■ DIRECTION ■
Give every entry again, word for word.

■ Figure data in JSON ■

============

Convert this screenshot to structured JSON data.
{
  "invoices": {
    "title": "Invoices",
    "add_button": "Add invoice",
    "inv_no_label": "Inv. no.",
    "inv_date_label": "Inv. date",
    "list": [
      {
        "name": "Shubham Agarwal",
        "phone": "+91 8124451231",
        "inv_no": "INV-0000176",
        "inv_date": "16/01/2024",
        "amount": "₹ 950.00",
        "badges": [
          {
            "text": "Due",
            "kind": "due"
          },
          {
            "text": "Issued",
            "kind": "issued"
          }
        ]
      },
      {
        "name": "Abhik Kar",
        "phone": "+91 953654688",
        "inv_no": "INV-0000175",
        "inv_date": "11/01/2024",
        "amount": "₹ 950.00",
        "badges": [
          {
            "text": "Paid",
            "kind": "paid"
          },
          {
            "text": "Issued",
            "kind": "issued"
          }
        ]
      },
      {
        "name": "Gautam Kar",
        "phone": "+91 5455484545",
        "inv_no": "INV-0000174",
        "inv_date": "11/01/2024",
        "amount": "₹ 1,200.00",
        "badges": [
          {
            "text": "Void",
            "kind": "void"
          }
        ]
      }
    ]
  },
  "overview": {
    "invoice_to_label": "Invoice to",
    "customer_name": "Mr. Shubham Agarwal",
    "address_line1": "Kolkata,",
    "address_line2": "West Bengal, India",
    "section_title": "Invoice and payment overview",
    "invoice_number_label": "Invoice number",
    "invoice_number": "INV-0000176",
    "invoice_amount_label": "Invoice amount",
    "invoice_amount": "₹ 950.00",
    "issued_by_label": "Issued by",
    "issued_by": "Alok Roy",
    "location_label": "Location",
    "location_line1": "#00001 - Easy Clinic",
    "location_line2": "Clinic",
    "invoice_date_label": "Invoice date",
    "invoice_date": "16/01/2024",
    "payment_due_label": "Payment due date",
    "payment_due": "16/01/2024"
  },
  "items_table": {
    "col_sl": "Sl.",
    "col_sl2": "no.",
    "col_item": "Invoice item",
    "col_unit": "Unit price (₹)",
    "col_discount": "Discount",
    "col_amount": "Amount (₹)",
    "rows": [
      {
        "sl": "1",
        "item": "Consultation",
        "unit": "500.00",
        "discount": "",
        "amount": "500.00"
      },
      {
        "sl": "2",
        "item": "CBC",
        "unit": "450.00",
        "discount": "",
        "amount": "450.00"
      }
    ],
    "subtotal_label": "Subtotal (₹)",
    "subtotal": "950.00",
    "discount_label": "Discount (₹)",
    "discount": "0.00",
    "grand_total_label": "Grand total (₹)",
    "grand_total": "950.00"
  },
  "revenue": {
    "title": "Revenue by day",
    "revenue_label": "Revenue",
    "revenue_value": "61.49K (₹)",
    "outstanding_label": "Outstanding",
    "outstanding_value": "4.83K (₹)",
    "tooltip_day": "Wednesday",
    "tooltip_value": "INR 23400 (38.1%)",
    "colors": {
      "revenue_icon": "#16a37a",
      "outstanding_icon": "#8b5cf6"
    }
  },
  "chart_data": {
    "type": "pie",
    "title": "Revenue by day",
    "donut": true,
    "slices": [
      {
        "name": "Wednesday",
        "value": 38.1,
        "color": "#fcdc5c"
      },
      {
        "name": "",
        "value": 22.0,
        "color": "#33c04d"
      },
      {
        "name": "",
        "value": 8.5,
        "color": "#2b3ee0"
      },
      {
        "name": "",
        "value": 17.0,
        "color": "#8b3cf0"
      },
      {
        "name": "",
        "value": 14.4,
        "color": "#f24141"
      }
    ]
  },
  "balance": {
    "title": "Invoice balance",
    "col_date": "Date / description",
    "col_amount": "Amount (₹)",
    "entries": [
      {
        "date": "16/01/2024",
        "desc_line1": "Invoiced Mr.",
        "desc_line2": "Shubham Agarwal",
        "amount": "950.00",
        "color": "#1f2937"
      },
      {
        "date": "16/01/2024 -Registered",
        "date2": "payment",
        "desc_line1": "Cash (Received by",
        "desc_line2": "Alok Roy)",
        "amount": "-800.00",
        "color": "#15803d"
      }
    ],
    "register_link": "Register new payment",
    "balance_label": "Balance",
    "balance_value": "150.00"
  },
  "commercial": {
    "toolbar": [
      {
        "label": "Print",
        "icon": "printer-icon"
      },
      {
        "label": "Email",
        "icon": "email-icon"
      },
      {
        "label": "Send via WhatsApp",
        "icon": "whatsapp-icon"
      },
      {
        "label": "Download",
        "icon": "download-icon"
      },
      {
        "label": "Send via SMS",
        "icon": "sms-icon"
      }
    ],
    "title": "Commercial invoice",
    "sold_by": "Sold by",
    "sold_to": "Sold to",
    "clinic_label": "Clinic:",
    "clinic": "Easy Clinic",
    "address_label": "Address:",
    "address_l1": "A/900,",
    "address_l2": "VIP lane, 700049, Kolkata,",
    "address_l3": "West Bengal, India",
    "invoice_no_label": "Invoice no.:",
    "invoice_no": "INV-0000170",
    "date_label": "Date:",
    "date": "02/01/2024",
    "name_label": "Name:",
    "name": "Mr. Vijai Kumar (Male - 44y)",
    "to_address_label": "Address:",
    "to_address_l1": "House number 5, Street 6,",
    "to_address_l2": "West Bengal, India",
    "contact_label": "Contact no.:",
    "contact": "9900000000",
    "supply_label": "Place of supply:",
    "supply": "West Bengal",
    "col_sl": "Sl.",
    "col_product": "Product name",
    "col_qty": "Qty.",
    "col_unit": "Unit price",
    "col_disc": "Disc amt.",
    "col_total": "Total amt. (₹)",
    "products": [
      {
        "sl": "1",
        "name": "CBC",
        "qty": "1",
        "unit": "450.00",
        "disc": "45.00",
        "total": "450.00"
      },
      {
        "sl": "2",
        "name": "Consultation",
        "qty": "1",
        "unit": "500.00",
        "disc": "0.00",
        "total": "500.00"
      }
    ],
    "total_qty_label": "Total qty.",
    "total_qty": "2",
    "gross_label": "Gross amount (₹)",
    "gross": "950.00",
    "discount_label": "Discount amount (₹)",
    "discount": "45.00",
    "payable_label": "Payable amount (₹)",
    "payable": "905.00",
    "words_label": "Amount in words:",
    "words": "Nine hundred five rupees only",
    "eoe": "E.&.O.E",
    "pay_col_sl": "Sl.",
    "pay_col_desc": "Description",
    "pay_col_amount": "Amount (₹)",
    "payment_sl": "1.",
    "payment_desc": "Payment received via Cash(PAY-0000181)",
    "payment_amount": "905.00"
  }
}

============

■ FINISHED EXERCISE ■
Convert this screenshot to structured JSON data.
{
  "invoices": {
    "title": "Invoices",
    "add_button": "Add invoice",
    "inv_no_label": "Inv. no.",
    "inv_date_label": "Inv. date",
    "list": [
      {
        "name": "Shubham Agarwal",
        "phone": "+91 8124451231",
        "inv_no": "INV-0000176",
        "inv_date": "16/01/2024",
        "amount": "₹ 950.00",
        "badges": [
          {
            "text": "Due",
            "kind": "due"
          },
          {
            "text": "Issued",
            "kind": "issued"
          }
        ]
      },
      {
        "name": "Abhik Kar",
        "phone": "+91 953654688",
        "inv_no": "INV-0000175",
        "inv_date": "11/01/2024",
        "amount": "₹ 950.00",
        "badges": [
          {
            "text": "Paid",
            "kind": "paid"
          },
          {
            "text": "Issued",
            "kind": "issued"
          }
        ]
      },
      {
        "name": "Gautam Kar",
        "phone": "+91 5455484545",
        "inv_no": "INV-0000174",
        "inv_date": "11/01/2024",
        "amount": "₹ 1,200.00",
        "badges": [
          {
            "text": "Void",
            "kind": "void"
          }
        ]
      }
    ]
  },
  "overview": {
    "invoice_to_label": "Invoice to",
    "customer_name": "Mr. Shubham Agarwal",
    "address_line1": "Kolkata,",
    "address_line2": "West Bengal, India",
    "section_title": "Invoice and payment overview",
    "invoice_number_label": "Invoice number",
    "invoice_number": "INV-0000176",
    "invoice_amount_label": "Invoice amount",
    "invoice_amount": "₹ 950.00",
    "issued_by_label": "Issued by",
    "issued_by": "Alok Roy",
    "location_label": "Location",
    "location_line1": "#00001 - Easy Clinic",
    "location_line2": "Clinic",
    "invoice_date_label": "Invoice date",
    "invoice_date": "16/01/2024",
    "payment_due_label": "Payment due date",
    "payment_due": "16/01/2024"
  },
  "items_table": {
    "col_sl": "Sl.",
    "col_sl2": "no.",
    "col_item": "Invoice item",
    "col_unit": "Unit price (₹)",
    "col_discount": "Discount",
    "col_amount": "Amount (₹)",
    "rows": [
      {
        "sl": "1",
        "item": "Consultation",
        "unit": "500.00",
        "discount": "",
        "amount": "500.00"
      },
      {
        "sl": "2",
        "item": "CBC",
        "unit": "450.00",
        "discount": "",
        "amount": "450.00"
      }
    ],
    "subtotal_label": "Subtotal (₹)",
    "subtotal": "950.00",
    "discount_label": "Discount (₹)",
    "discount": "0.00",
    "grand_total_label": "Grand total (₹)",
    "grand_total": "950.00"
  },
  "revenue": {
    "title": "Revenue by day",
    "revenue_label": "Revenue",
    "revenue_value": "61.49K (₹)",
    "outstanding_label": "Outstanding",
    "outstanding_value": "4.83K (₹)",
    "tooltip_day": "Wednesday",
    "tooltip_value": "INR 23400 (38.1%)",
    "colors": {
      "revenue_icon": "#16a37a",
      "outstanding_icon": "#8b5cf6"
    }
  },
  "chart_data": {
    "type": "pie",
    "title": "Revenue by day",
    "donut": true,
    "slices": [
      {
        "name": "Wednesday",
        "value": 38.1,
        "color": "#fcdc5c"
      },
      {
        "name": "",
        "value": 22.0,
        "color": "#33c04d"
      },
      {
        "name": "",
        "value": 8.5,
        "color": "#2b3ee0"
      },
      {
        "name": "",
        "value": 17.0,
        "color": "#8b3cf0"
      },
      {
        "name": "",
        "value": 14.4,
        "color": "#f24141"
      }
    ]
  },
  "balance": {
    "title": "Invoice balance",
    "col_date": "Date / description",
    "col_amount": "Amount (₹)",
    "entries": [
      {
        "date": "16/01/2024",
        "desc_line1": "Invoiced Mr.",
        "desc_line2": "Shubham Agarwal",
        "amount": "950.00",
        "color": "#1f2937"
      },
      {
        "date": "16/01/2024 -Registered",
        "date2": "payment",
        "desc_line1": "Cash (Received by",
        "desc_line2": "Alok Roy)",
        "amount": "-800.00",
        "color": "#15803d"
      }
    ],
    "register_link": "Register new payment",
    "balance_label": "Balance",
    "balance_value": "150.00"
  },
  "commercial": {
    "toolbar": [
      {
        "label": "Print",
        "icon": "printer-icon"
      },
      {
        "label": "Email",
        "icon": "email-icon"
      },
      {
        "label": "Send via WhatsApp",
        "icon": "whatsapp-icon"
      },
      {
        "label": "Download",
        "icon": "download-icon"
      },
      {
        "label": "Send via SMS",
        "icon": "sms-icon"
      }
    ],
    "title": "Commercial invoice",
    "sold_by": "Sold by",
    "sold_to": "Sold to",
    "clinic_label": "Clinic:",
    "clinic": "Easy Clinic",
    "address_label": "Address:",
    "address_l1": "A/900,",
    "address_l2": "VIP lane, 700049, Kolkata,",
    "address_l3": "West Bengal, India",
    "invoice_no_label": "Invoice no.:",
    "invoice_no": "INV-0000170",
    "date_label": "Date:",
    "date": "02/01/2024",
    "name_label": "Name:",
    "name": "Mr. Vijai Kumar (Male - 44y)",
    "to_address_label": "Address:",
    "to_address_l1": "House number 5, Street 6,",
    "to_address_l2": "West Bengal, India",
    "contact_label": "Contact no.:",
    "contact": "9900000000",
    "supply_label": "Place of supply:",
    "supply": "West Bengal",
    "col_sl": "Sl.",
    "col_product": "Product name",
    "col_qty": "Qty.",
    "col_unit": "Unit price",
    "col_disc": "Disc amt.",
    "col_total": "Total amt. (₹)",
    "products": [
      {
        "sl": "1",
        "name": "CBC",
        "qty": "1",
        "unit": "450.00",
        "disc": "45.00",
        "total": "450.00"
      },
      {
        "sl": "2",
        "name": "Consultation",
        "qty": "1",
        "unit": "500.00",
        "disc": "0.00",
        "total": "500.00"
      }
    ],
    "total_qty_label": "Total qty.",
    "total_qty": "2",
    "gross_label": "Gross amount (₹)",
    "gross": "950.00",
    "discount_label": "Discount amount (₹)",
    "discount": "45.00",
    "payable_label": "Payable amount (₹)",
    "payable": "905.00",
    "words_label": "Amount in words:",
    "words": "Nine hundred five rupees only",
    "eoe": "E.&.O.E",
    "pay_col_sl": "Sl.",
    "pay_col_desc": "Description",
    "pay_col_amount": "Amount (₹)",
    "payment_sl": "1.",
    "payment_desc": "Payment received via Cash(PAY-0000181)",
    "payment_amount": "905.00"
  }
}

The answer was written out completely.